## begin Source records
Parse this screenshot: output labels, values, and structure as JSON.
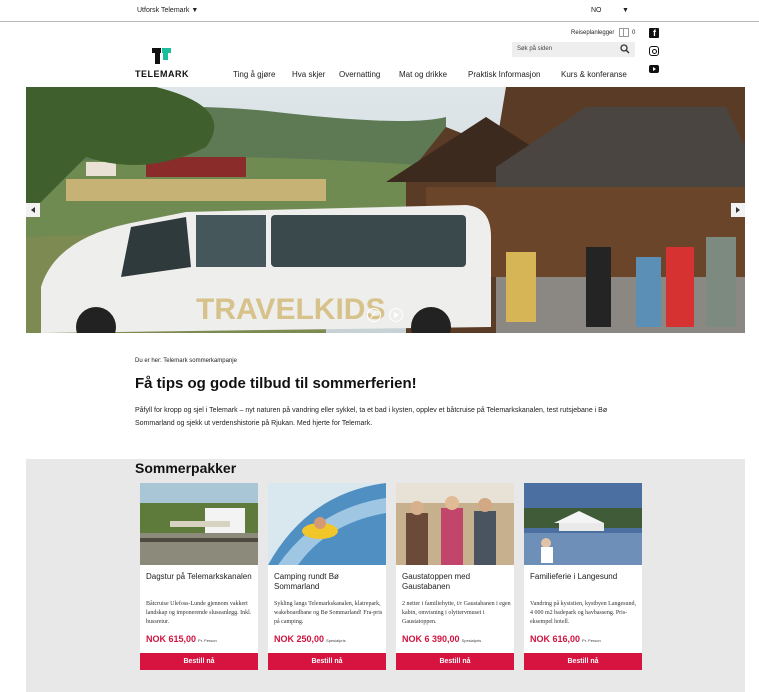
{
  "topbar": {
    "explore": "Utforsk Telemark ▼",
    "language": "NO",
    "language_caret": "▼"
  },
  "header": {
    "trip_planner": "Reiseplanlegger",
    "trip_count": "0",
    "search_placeholder": "Søk på siden",
    "logo": "TELEMARK",
    "brand_color": "#1bbf9c",
    "social": [
      "facebook-icon",
      "instagram-icon",
      "youtube-icon"
    ]
  },
  "nav": {
    "items": [
      "Ting å gjøre",
      "Hva skjer",
      "Overnatting",
      "Mat og drikke",
      "Praktisk Informasjon",
      "Kurs & konferanse"
    ]
  },
  "hero": {
    "van_text": "TRAVELKIDS",
    "controls": [
      "mute-icon",
      "play-icon"
    ]
  },
  "breadcrumb": "Du er her: Telemark sommerkampanje",
  "intro": {
    "title": "Få tips og gode tilbud til sommerferien!",
    "body": "Påfyll for kropp og sjel i Telemark – nyt naturen på vandring eller sykkel, ta et bad i kysten, opplev et båtcruise på Telemarkskanalen, test rutsjebane i Bø Sommarland og sjekk ut verdensh­istorie på Rjukan. Med hjerte for Telemark."
  },
  "packages": {
    "title": "Sommerpakker",
    "accent": "#d7143f",
    "cards": [
      {
        "title": "Dagstur på Telemarkskanalen",
        "description": "Båtcruise Ulefoss-Lunde gjennom vakkert landskap og imponerende sluseanlegg. Inkl. bussretur.",
        "price": "NOK 615,00",
        "price_note": "Pr. Person",
        "button": "Bestill nå"
      },
      {
        "title": "Camping rundt Bø Sommarland",
        "description": "Sykling langs Telemarkskanalen, klatrepark, wakeboardbane og Bø Sommarland! Fra-pris på camping.",
        "price": "NOK 250,00",
        "price_note": "Spesialpris",
        "button": "Bestill nå"
      },
      {
        "title": "Gaustatoppen med Gaustabanen",
        "description": "2 netter i familiehytte, t/r Gaustabanen i egen kabin, omvisning i olyttervmuset i Gaustatoppen.",
        "price": "NOK 6 390,00",
        "price_note": "Spesialpris",
        "button": "Bestill nå"
      },
      {
        "title": "Familieferie i Langesund",
        "description": "Vandring på kyststien, kystbyen Langesund, 4 000 m2 badepark og havbasseng. Pris-eksempel hotell.",
        "price": "NOK 616,00",
        "price_note": "Pr. Person",
        "button": "Bestill nå"
      }
    ]
  }
}
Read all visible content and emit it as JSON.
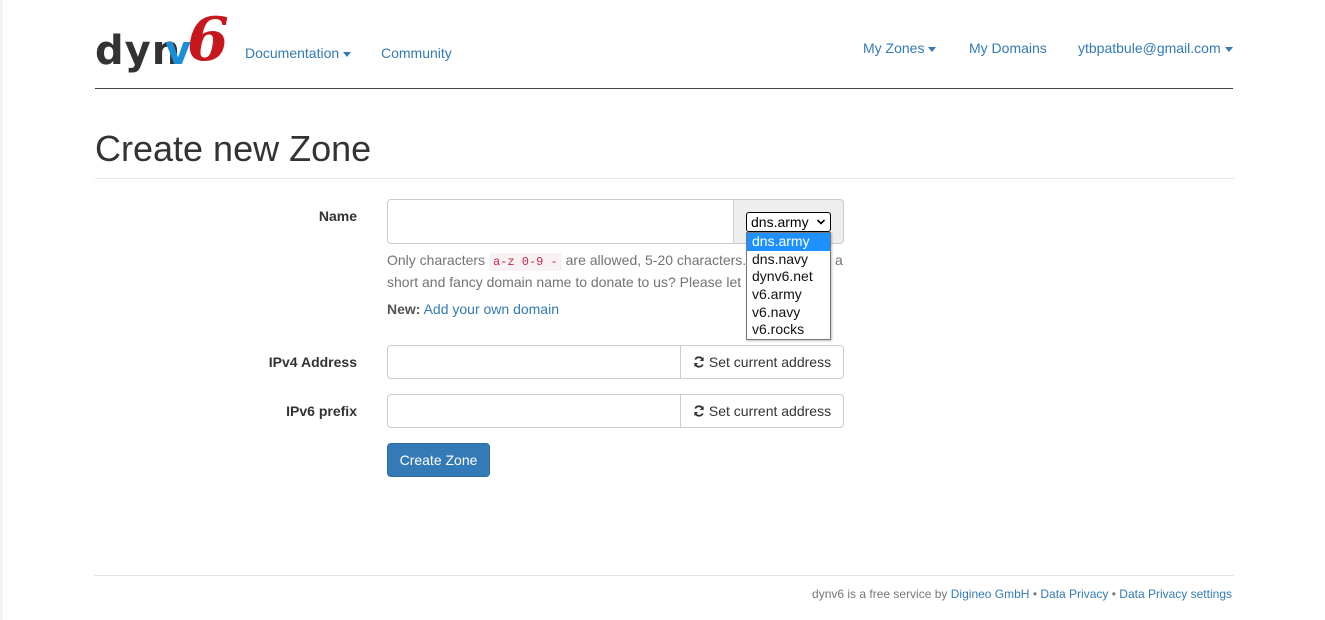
{
  "nav": {
    "logo": {
      "part1": "dyn",
      "part2": "v",
      "part3": "6"
    },
    "documentation": "Documentation",
    "community": "Community",
    "my_zones": "My Zones",
    "my_domains": "My Domains",
    "user": "ytbpatbule@gmail.com"
  },
  "page": {
    "title": "Create new Zone"
  },
  "form": {
    "name_label": "Name",
    "name_value": "",
    "domain_select": {
      "selected": "dns.army",
      "options": [
        "dns.army",
        "dns.navy",
        "dynv6.net",
        "v6.army",
        "v6.navy",
        "v6.rocks"
      ]
    },
    "help": {
      "prefix": "Only characters",
      "chars": "a-z 0-9 -",
      "suffix": "are allowed, 5-20 characters.",
      "line1_end": "a",
      "line2": "short and fancy domain name to donate to us? Please let"
    },
    "new_label": "New:",
    "new_link": "Add your own domain",
    "ipv4_label": "IPv4 Address",
    "ipv4_value": "",
    "ipv6_label": "IPv6 prefix",
    "ipv6_value": "",
    "set_current_address": "Set current address",
    "submit": "Create Zone"
  },
  "footer": {
    "text": "dynv6 is a free service by",
    "company": "Digineo GmbH",
    "sep": "•",
    "privacy": "Data Privacy",
    "privacy_settings": "Data Privacy settings"
  },
  "colors": {
    "link": "#337ab7",
    "primary": "#337ab7",
    "logo_blue": "#1a8fd8",
    "logo_red": "#c8161d",
    "option_selected": "#1e90ff"
  }
}
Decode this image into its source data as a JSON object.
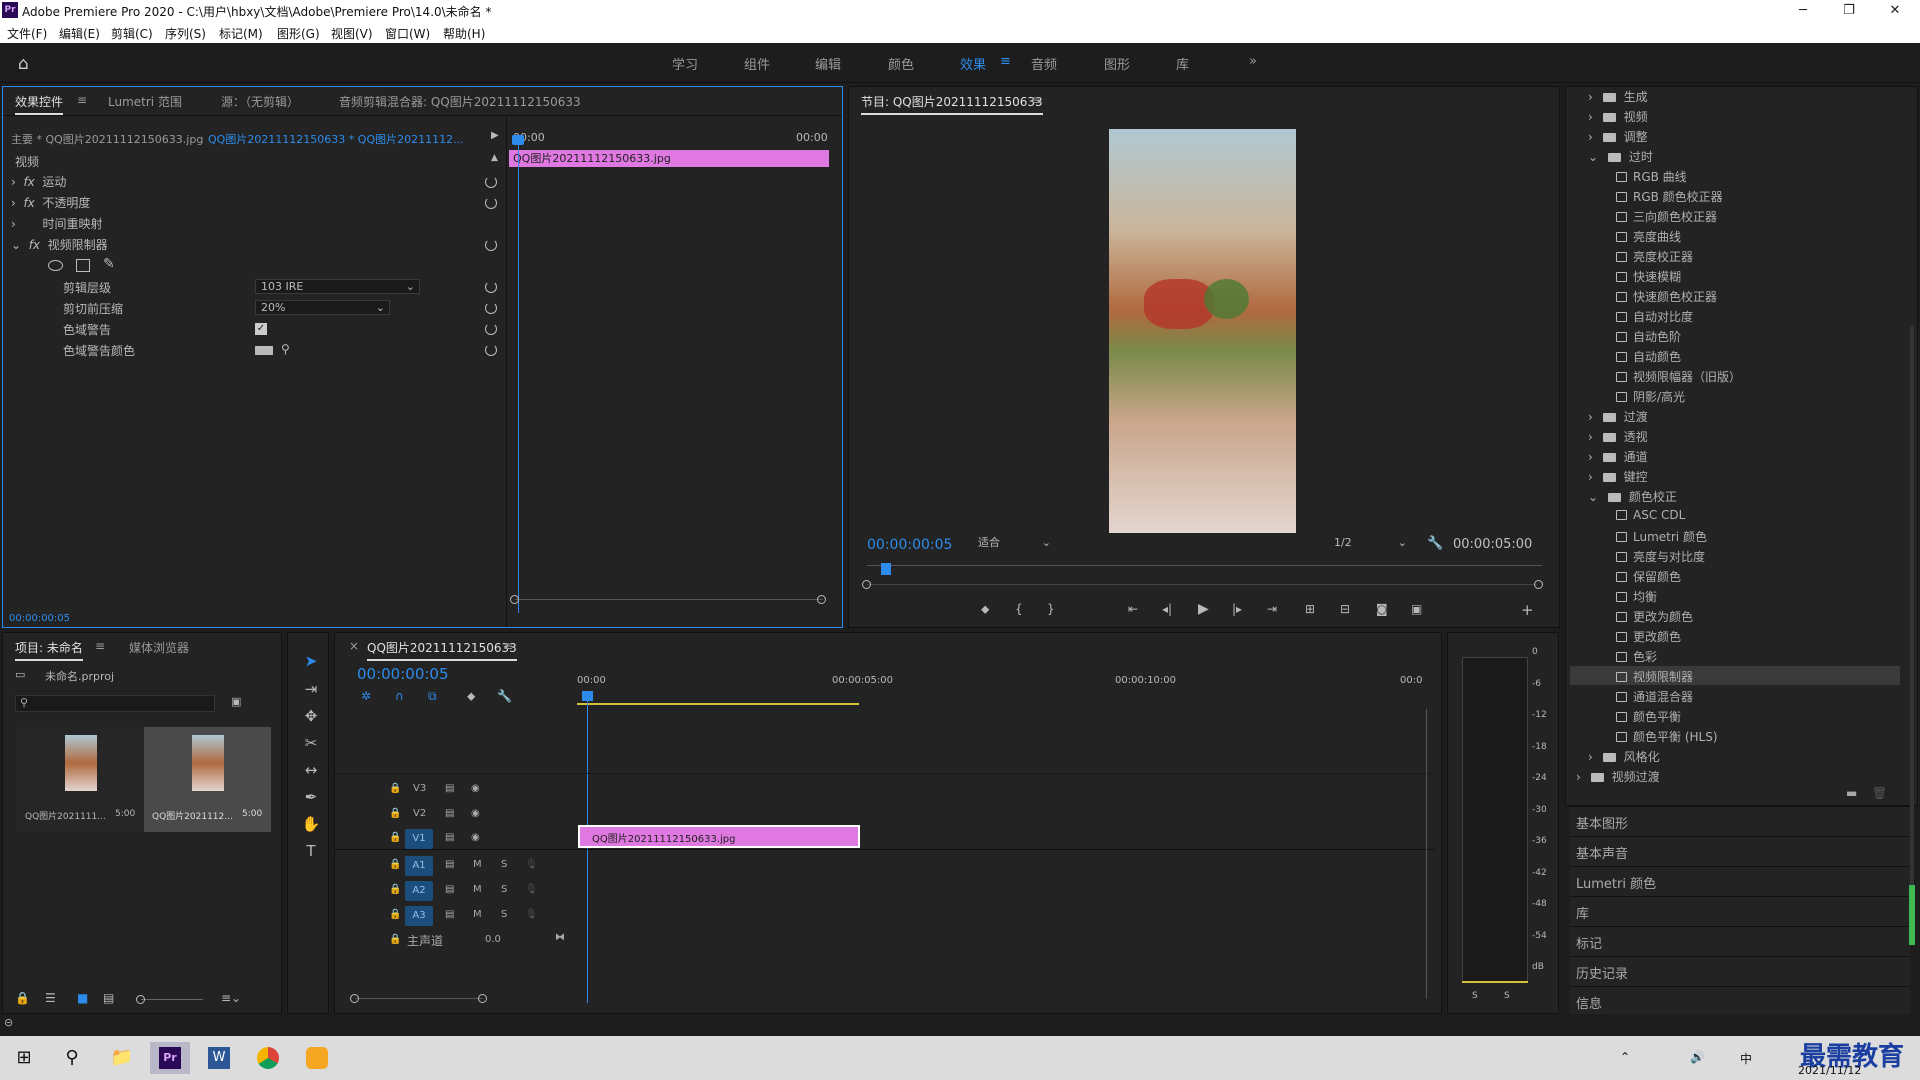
{
  "window": {
    "title": "Adobe Premiere Pro 2020 - C:\\用户\\hbxy\\文档\\Adobe\\Premiere Pro\\14.0\\未命名 *",
    "app_badge": "Pr"
  },
  "menu": [
    "文件(F)",
    "编辑(E)",
    "剪辑(C)",
    "序列(S)",
    "标记(M)",
    "图形(G)",
    "视图(V)",
    "窗口(W)",
    "帮助(H)"
  ],
  "workspaces": [
    "学习",
    "组件",
    "编辑",
    "颜色",
    "效果",
    "音频",
    "图形",
    "库"
  ],
  "effect_controls": {
    "tabs": [
      "效果控件",
      "Lumetri 范围",
      "源：（无剪辑）",
      "音频剪辑混合器: QQ图片20211112150633"
    ],
    "master": "主要 * QQ图片20211112150633.jpg",
    "sequence_clip": "QQ图片20211112150633 * QQ图片20211112...",
    "time_start": "00:00",
    "time_end": "00:00",
    "clip_name": "QQ图片20211112150633.jpg",
    "section": "视频",
    "effects": [
      "运动",
      "不透明度",
      "时间重映射",
      "视频限制器"
    ],
    "params": [
      {
        "label": "剪辑层级",
        "value": "103 IRE"
      },
      {
        "label": "剪切前压缩",
        "value": "20%"
      },
      {
        "label": "色域警告",
        "value": ""
      },
      {
        "label": "色域警告颜色",
        "value": ""
      }
    ],
    "timecode": "00:00:00:05"
  },
  "program": {
    "title": "节目: QQ图片20211112150633",
    "timecode": "00:00:00:05",
    "fit": "适合",
    "resolution": "1/2",
    "duration": "00:00:05:00"
  },
  "project": {
    "tabs": [
      "项目: 未命名",
      "媒体浏览器"
    ],
    "file": "未命名.prproj",
    "items": [
      {
        "name": "QQ图片2021111...",
        "dur": "5:00"
      },
      {
        "name": "QQ图片2021112...",
        "dur": "5:00"
      }
    ]
  },
  "timeline": {
    "title": "QQ图片20211112150633",
    "timecode": "00:00:00:05",
    "ruler": [
      "00:00",
      "00:00:05:00",
      "00:00:10:00",
      "00:0"
    ],
    "video_tracks": [
      "V3",
      "V2",
      "V1"
    ],
    "audio_tracks": [
      "A1",
      "A2",
      "A3"
    ],
    "master_label": "主声道",
    "master_value": "0.0",
    "clip": "QQ图片20211112150633.jpg",
    "m": "M",
    "s": "S"
  },
  "meter": {
    "scale": [
      "0",
      "-6",
      "-12",
      "-18",
      "-24",
      "-30",
      "-36",
      "-42",
      "-48",
      "-54",
      "dB"
    ],
    "solo": [
      "S",
      "S"
    ]
  },
  "effects_panel": {
    "tree": [
      {
        "label": "生成",
        "type": "folder",
        "indent": 0
      },
      {
        "label": "视频",
        "type": "folder",
        "indent": 0
      },
      {
        "label": "调整",
        "type": "folder",
        "indent": 0
      },
      {
        "label": "过时",
        "type": "folder",
        "indent": 0,
        "open": true
      },
      {
        "label": "RGB 曲线",
        "type": "fx",
        "indent": 1
      },
      {
        "label": "RGB 颜色校正器",
        "type": "fx",
        "indent": 1
      },
      {
        "label": "三向颜色校正器",
        "type": "fx",
        "indent": 1
      },
      {
        "label": "亮度曲线",
        "type": "fx",
        "indent": 1
      },
      {
        "label": "亮度校正器",
        "type": "fx",
        "indent": 1
      },
      {
        "label": "快速模糊",
        "type": "fx",
        "indent": 1
      },
      {
        "label": "快速颜色校正器",
        "type": "fx",
        "indent": 1
      },
      {
        "label": "自动对比度",
        "type": "fx",
        "indent": 1
      },
      {
        "label": "自动色阶",
        "type": "fx",
        "indent": 1
      },
      {
        "label": "自动颜色",
        "type": "fx",
        "indent": 1
      },
      {
        "label": "视频限幅器（旧版）",
        "type": "fx",
        "indent": 1
      },
      {
        "label": "阴影/高光",
        "type": "fx",
        "indent": 1
      },
      {
        "label": "过渡",
        "type": "folder",
        "indent": 0
      },
      {
        "label": "透视",
        "type": "folder",
        "indent": 0
      },
      {
        "label": "通道",
        "type": "folder",
        "indent": 0
      },
      {
        "label": "键控",
        "type": "folder",
        "indent": 0
      },
      {
        "label": "颜色校正",
        "type": "folder",
        "indent": 0,
        "open": true
      },
      {
        "label": "ASC CDL",
        "type": "fx",
        "indent": 1
      },
      {
        "label": "Lumetri 颜色",
        "type": "fx",
        "indent": 1
      },
      {
        "label": "亮度与对比度",
        "type": "fx",
        "indent": 1
      },
      {
        "label": "保留颜色",
        "type": "fx",
        "indent": 1
      },
      {
        "label": "均衡",
        "type": "fx",
        "indent": 1
      },
      {
        "label": "更改为颜色",
        "type": "fx",
        "indent": 1
      },
      {
        "label": "更改颜色",
        "type": "fx",
        "indent": 1
      },
      {
        "label": "色彩",
        "type": "fx",
        "indent": 1
      },
      {
        "label": "视频限制器",
        "type": "fx",
        "indent": 1,
        "selected": true
      },
      {
        "label": "通道混合器",
        "type": "fx",
        "indent": 1
      },
      {
        "label": "颜色平衡",
        "type": "fx",
        "indent": 1
      },
      {
        "label": "颜色平衡 (HLS)",
        "type": "fx",
        "indent": 1
      },
      {
        "label": "风格化",
        "type": "folder",
        "indent": 0
      },
      {
        "label": "视频过渡",
        "type": "folder",
        "indent": -1
      }
    ],
    "panels": [
      "基本图形",
      "基本声音",
      "Lumetri 颜色",
      "库",
      "标记",
      "历史记录",
      "信息"
    ]
  },
  "taskbar": {
    "time": "2021/11/12",
    "watermark": "最需教育",
    "ime": "中"
  }
}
## end Source records
▶ [What to do]
Reply with one number: the count of lines in the entries that include the word "Langesund".

▶ [Written solution]
2